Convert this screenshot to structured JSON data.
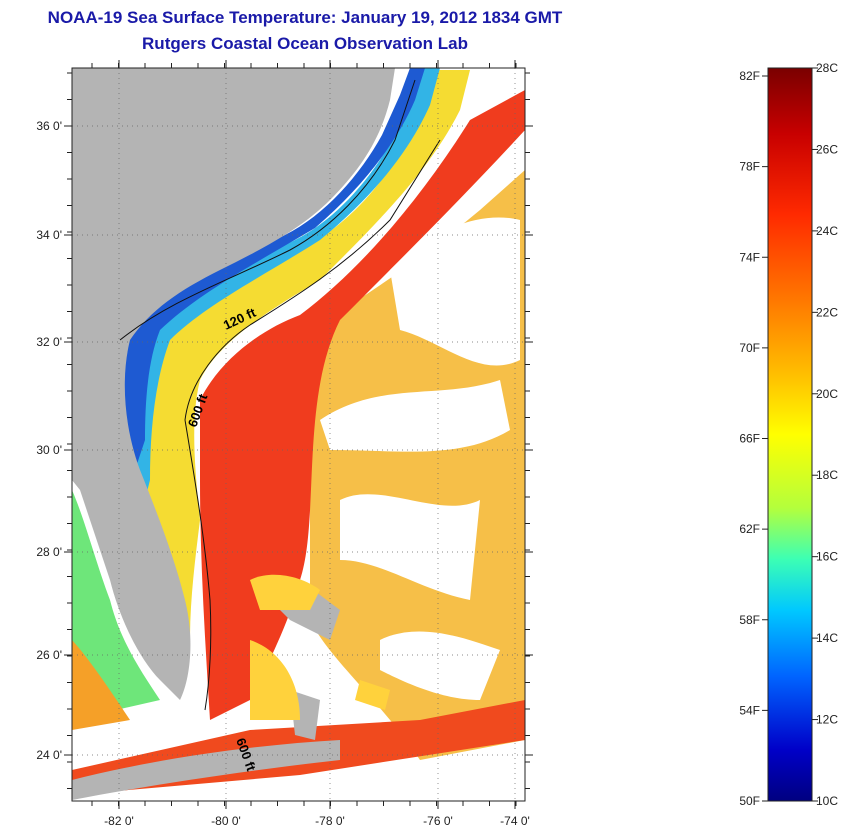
{
  "header": {
    "title": "NOAA-19 Sea Surface Temperature:  January 19, 2012 1834 GMT",
    "subtitle": "Rutgers Coastal Ocean Observation Lab"
  },
  "map": {
    "lat_ticks": [
      "36 0'",
      "34 0'",
      "32 0'",
      "30 0'",
      "28 0'",
      "26 0'",
      "24 0'"
    ],
    "lon_ticks": [
      "-82 0'",
      "-80 0'",
      "-78 0'",
      "-76 0'",
      "-74 0'"
    ],
    "contour_labels": [
      "120 ft",
      "600 ft",
      "600 ft"
    ],
    "colors": {
      "land": "#b4b4b4",
      "cloud": "#ffffff",
      "warm_stream": "#f03c1e",
      "mid_water": "#f5a01e",
      "cool_shelf": "#1e5ad2"
    }
  },
  "colorbar": {
    "fahrenheit_labels": [
      "82F",
      "78F",
      "74F",
      "70F",
      "66F",
      "62F",
      "58F",
      "54F",
      "50F"
    ],
    "celsius_labels": [
      "28C",
      "26C",
      "24C",
      "22C",
      "20C",
      "18C",
      "16C",
      "14C",
      "12C",
      "10C"
    ],
    "colors": [
      "#7a0000",
      "#c80000",
      "#ff2a00",
      "#ff7a00",
      "#ffc000",
      "#ffff00",
      "#b4ff3c",
      "#3cffb4",
      "#00c8ff",
      "#0064ff",
      "#0000c8",
      "#000080"
    ]
  }
}
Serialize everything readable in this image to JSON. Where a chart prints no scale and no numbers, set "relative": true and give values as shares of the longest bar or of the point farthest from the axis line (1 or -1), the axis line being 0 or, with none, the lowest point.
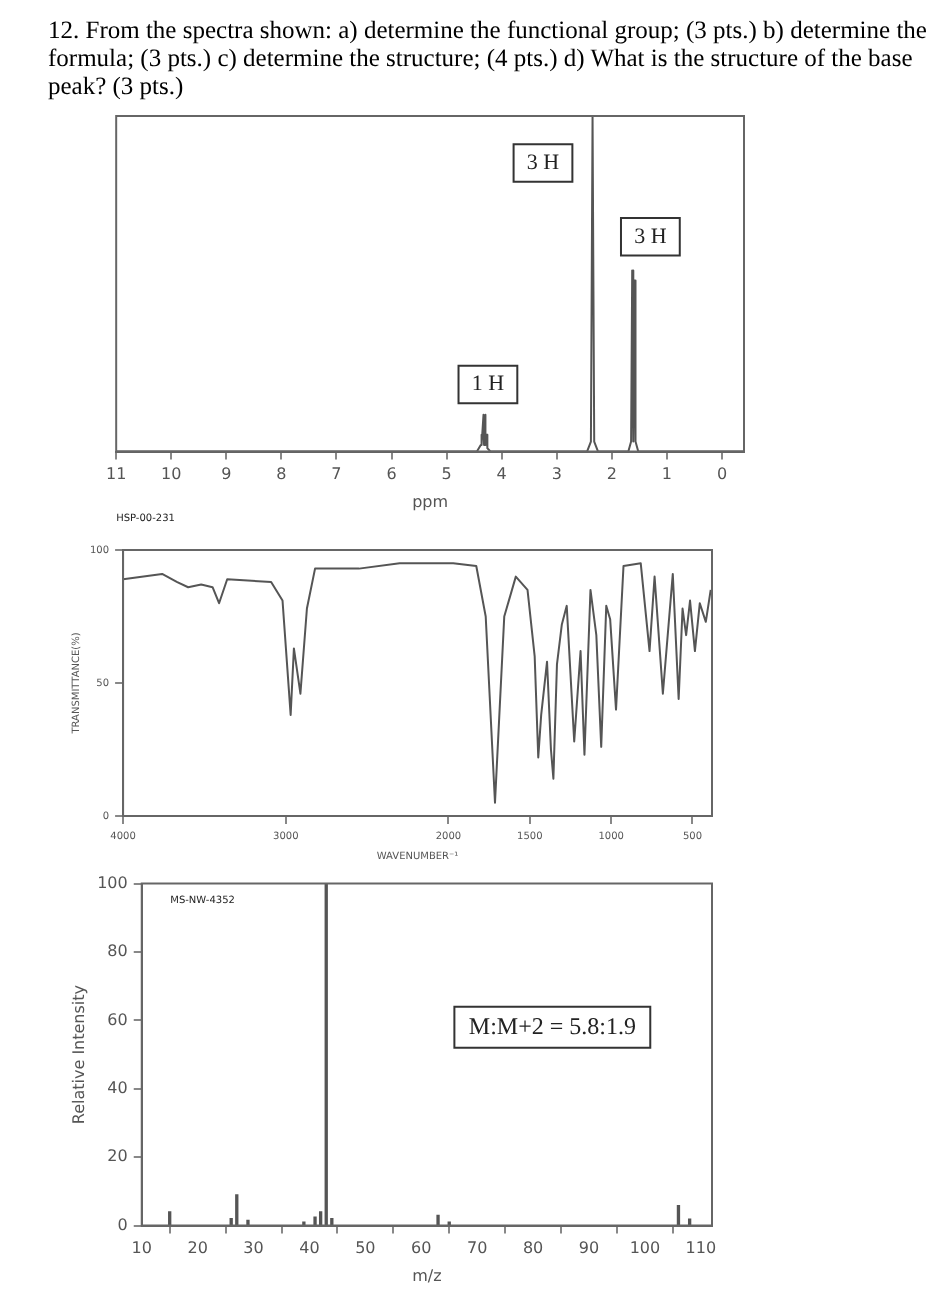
{
  "chart_data": [
    {
      "type": "line",
      "title": "12. From the spectra shown: a) determine the functional group; (3 pts.) b) determine the formula; (3 pts.) c) determine the structure; (4 pts.) d) What is the structure of the base peak? (3 pts.)",
      "xlabel": "ppm",
      "relative": true,
      "xlim": [
        11,
        -0.4
      ],
      "xticks": [
        11,
        10,
        9,
        8,
        7,
        6,
        5,
        4,
        3,
        2,
        1,
        0
      ],
      "series": [
        {
          "color": "#555555",
          "x": [
            11,
            4.45,
            4.38,
            4.37,
            4.36,
            4.33,
            4.32,
            4.3,
            4.29,
            4.27,
            4.26,
            4.2,
            2.45,
            2.38,
            2.35,
            2.32,
            2.25,
            1.7,
            1.65,
            1.63,
            1.61,
            1.59,
            1.57,
            1.52,
            -0.4
          ],
          "values": [
            0,
            0,
            0.02,
            0.05,
            0.02,
            0.11,
            0.02,
            0.11,
            0.02,
            0.05,
            0.01,
            0,
            0,
            0.03,
            1,
            0.03,
            0,
            0,
            0.03,
            0.54,
            0.03,
            0.51,
            0.03,
            0,
            0
          ]
        }
      ],
      "annotations": [
        "HSP-00-231",
        {
          "text": "3 H",
          "x": 3.25,
          "y": 0.86
        },
        {
          "text": "3 H",
          "x": 1.3,
          "y": 0.64
        },
        {
          "text": "1 H",
          "x": 4.25,
          "y": 0.2
        }
      ]
    },
    {
      "type": "line",
      "xlabel": "WAVENUMBER⁻¹",
      "ylabel": "TRANSMITTANCE(%)",
      "xlim": [
        4000,
        380
      ],
      "xticks": [
        4000,
        3000,
        2000,
        1500,
        1000,
        500
      ],
      "ylim": [
        0,
        100
      ],
      "yticks": [
        0,
        50,
        100
      ],
      "series": [
        {
          "color": "#555555",
          "x": [
            4000,
            3760,
            3670,
            3600,
            3520,
            3450,
            3410,
            3360,
            3090,
            3020,
            2970,
            2950,
            2910,
            2870,
            2820,
            2550,
            2300,
            1971,
            1829,
            1771,
            1714,
            1657,
            1586,
            1514,
            1470,
            1448,
            1430,
            1394,
            1370,
            1355,
            1333,
            1303,
            1273,
            1227,
            1188,
            1164,
            1127,
            1091,
            1061,
            1030,
            1006,
            970,
            924,
            818,
            764,
            733,
            682,
            621,
            585,
            561,
            539,
            515,
            485,
            455,
            418,
            388
          ],
          "values": [
            89,
            91,
            88,
            86,
            87,
            86,
            80,
            89,
            88,
            81,
            38,
            63,
            46,
            78,
            93,
            93,
            95,
            95,
            94,
            75,
            5,
            75,
            90,
            85,
            60,
            22,
            38,
            58,
            25,
            14,
            57,
            72,
            79,
            28,
            62,
            23,
            85,
            68,
            26,
            79,
            74,
            40,
            94,
            95,
            62,
            90,
            46,
            91,
            44,
            78,
            68,
            81,
            62,
            80,
            73,
            85
          ]
        }
      ]
    },
    {
      "type": "bar",
      "xlabel": "m/z",
      "ylabel": "Relative Intensity",
      "xlim": [
        10,
        112
      ],
      "xticks": [
        10,
        20,
        30,
        40,
        50,
        60,
        70,
        80,
        90,
        100,
        110
      ],
      "ylim": [
        0,
        100
      ],
      "yticks": [
        0,
        20,
        40,
        60,
        80,
        100
      ],
      "series": [
        {
          "color": "#555555",
          "x": [
            15,
            26,
            27,
            29,
            39,
            41,
            42,
            43,
            44,
            63,
            65,
            106,
            108
          ],
          "values": [
            4,
            2,
            9,
            1.5,
            1,
            2.5,
            4,
            100,
            2,
            3,
            1,
            5.8,
            1.9
          ]
        }
      ],
      "annotations": [
        "MS-NW-4352",
        "M:M+2 = 5.8:1.9"
      ]
    }
  ]
}
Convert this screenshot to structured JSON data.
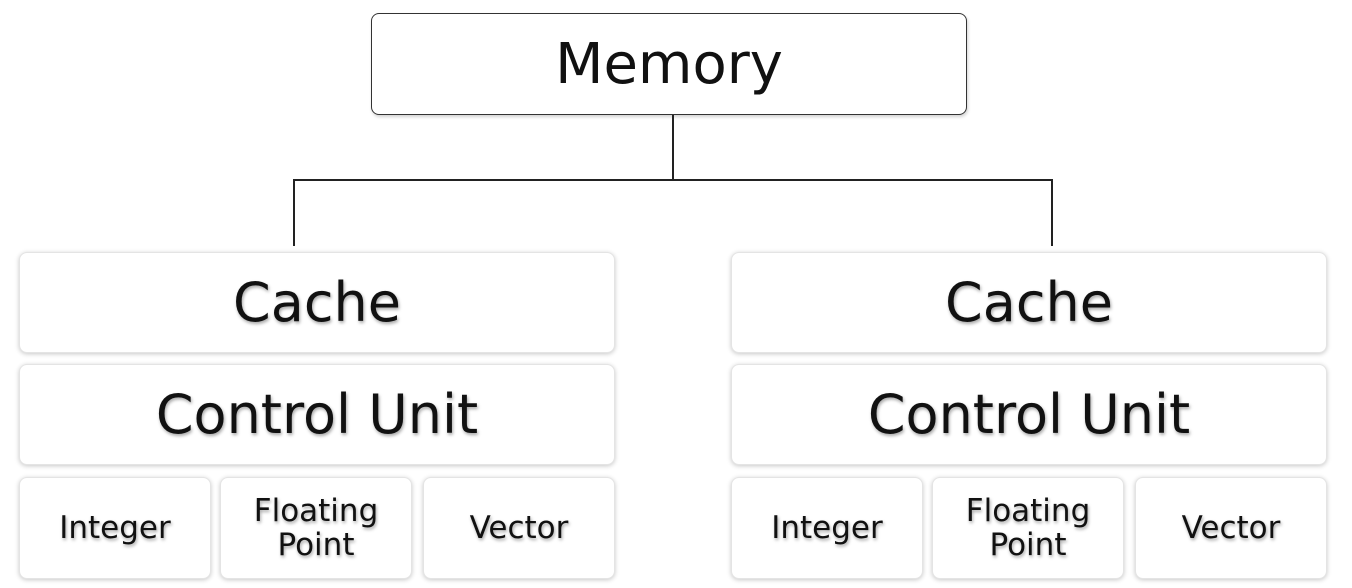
# # # # #
* GIVEN PROBLEM:
Restate the whole listing above exactly, please, omitting every image.

* RESPONSE TO THIS EXERCISE:
Convert this screenshot to structured JSON data.
{
  "header": {
    "title": "NOAA-19 Sea Surface Temperature:  January 19, 2012 1834 GMT",
    "subtitle": "Rutgers Coastal Ocean Observation Lab"
  },
  "map": {
    "lat_ticks": [
      "36 0'",
      "34 0'",
      "32 0'",
      "30 0'",
      "28 0'",
      "26 0'",
      "24 0'"
    ],
    "lon_ticks": [
      "-82 0'",
      "-80 0'",
      "-78 0'",
      "-76 0'",
      "-74 0'"
    ],
    "contour_labels": [
      "120 ft",
      "600 ft",
      "600 ft"
    ],
    "colors": {
      "land": "#b4b4b4",
      "cloud": "#ffffff",
      "warm_stream": "#f03c1e",
      "mid_water": "#f5a01e",
      "cool_shelf": "#1e5ad2"
    }
  },
  "colorbar": {
    "fahrenheit_labels": [
      "82F",
      "78F",
      "74F",
      "70F",
      "66F",
      "62F",
      "58F",
      "54F",
      "50F"
    ],
    "celsius_labels": [
      "28C",
      "26C",
      "24C",
      "22C",
      "20C",
      "18C",
      "16C",
      "14C",
      "12C",
      "10C"
    ],
    "colors": [
      "#7a0000",
      "#c80000",
      "#ff2a00",
      "#ff7a00",
      "#ffc000",
      "#ffff00",
      "#b4ff3c",
      "#3cffb4",
      "#00c8ff",
      "#0064ff",
      "#0000c8",
      "#000080"
    ]
  }
}
Serialize everything readable in this image to JSON. Where a chart prints no scale and no numbers, set "relative": true and give values as shares of the longest bar or of the point farthest from the axis line (1 or -1), the axis line being 0 or, with none, the lowest point.
{
  "chart_data": [
    {
      "type": "line",
      "title": "12. From the spectra shown: a) determine the functional group; (3 pts.) b) determine the formula; (3 pts.) c) determine the structure; (4 pts.) d) What is the structure of the base peak? (3 pts.)",
      "xlabel": "ppm",
      "relative": true,
      "xlim": [
        11,
        -0.4
      ],
      "xticks": [
        11,
        10,
        9,
        8,
        7,
        6,
        5,
        4,
        3,
        2,
        1,
        0
      ],
      "series": [
        {
          "color": "#555555",
          "x": [
            11,
            4.45,
            4.38,
            4.37,
            4.36,
            4.33,
            4.32,
            4.3,
            4.29,
            4.27,
            4.26,
            4.2,
            2.45,
            2.38,
            2.35,
            2.32,
            2.25,
            1.7,
            1.65,
            1.63,
            1.61,
            1.59,
            1.57,
            1.52,
            -0.4
          ],
          "values": [
            0,
            0,
            0.02,
            0.05,
            0.02,
            0.11,
            0.02,
            0.11,
            0.02,
            0.05,
            0.01,
            0,
            0,
            0.03,
            1,
            0.03,
            0,
            0,
            0.03,
            0.54,
            0.03,
            0.51,
            0.03,
            0,
            0
          ]
        }
      ],
      "annotations": [
        "HSP-00-231",
        {
          "text": "3 H",
          "x": 3.25,
          "y": 0.86
        },
        {
          "text": "3 H",
          "x": 1.3,
          "y": 0.64
        },
        {
          "text": "1 H",
          "x": 4.25,
          "y": 0.2
        }
      ]
    },
    {
      "type": "line",
      "xlabel": "WAVENUMBER⁻¹",
      "ylabel": "TRANSMITTANCE(%)",
      "xlim": [
        4000,
        380
      ],
      "xticks": [
        4000,
        3000,
        2000,
        1500,
        1000,
        500
      ],
      "ylim": [
        0,
        100
      ],
      "yticks": [
        0,
        50,
        100
      ],
      "series": [
        {
          "color": "#555555",
          "x": [
            4000,
            3760,
            3670,
            3600,
            3520,
            3450,
            3410,
            3360,
            3090,
            3020,
            2970,
            2950,
            2910,
            2870,
            2820,
            2550,
            2300,
            1971,
            1829,
            1771,
            1714,
            1657,
            1586,
            1514,
            1470,
            1448,
            1430,
            1394,
            1370,
            1355,
            1333,
            1303,
            1273,
            1227,
            1188,
            1164,
            1127,
            1091,
            1061,
            1030,
            1006,
            970,
            924,
            818,
            764,
            733,
            682,
            621,
            585,
            561,
            539,
            515,
            485,
            455,
            418,
            388
          ],
          "values": [
            89,
            91,
            88,
            86,
            87,
            86,
            80,
            89,
            88,
            81,
            38,
            63,
            46,
            78,
            93,
            93,
            95,
            95,
            94,
            75,
            5,
            75,
            90,
            85,
            60,
            22,
            38,
            58,
            25,
            14,
            57,
            72,
            79,
            28,
            62,
            23,
            85,
            68,
            26,
            79,
            74,
            40,
            94,
            95,
            62,
            90,
            46,
            91,
            44,
            78,
            68,
            81,
            62,
            80,
            73,
            85
          ]
        }
      ]
    },
    {
      "type": "bar",
      "xlabel": "m/z",
      "ylabel": "Relative Intensity",
      "xlim": [
        10,
        112
      ],
      "xticks": [
        10,
        20,
        30,
        40,
        50,
        60,
        70,
        80,
        90,
        100,
        110
      ],
      "ylim": [
        0,
        100
      ],
      "yticks": [
        0,
        20,
        40,
        60,
        80,
        100
      ],
      "series": [
        {
          "color": "#555555",
          "x": [
            15,
            26,
            27,
            29,
            39,
            41,
            42,
            43,
            44,
            63,
            65,
            106,
            108
          ],
          "values": [
            4,
            2,
            9,
            1.5,
            1,
            2.5,
            4,
            100,
            2,
            3,
            1,
            5.8,
            1.9
          ]
        }
      ],
      "annotations": [
        "MS-NW-4352",
        "M:M+2 = 5.8:1.9"
      ]
    }
  ]
}
Convert this screenshot to structured JSON data.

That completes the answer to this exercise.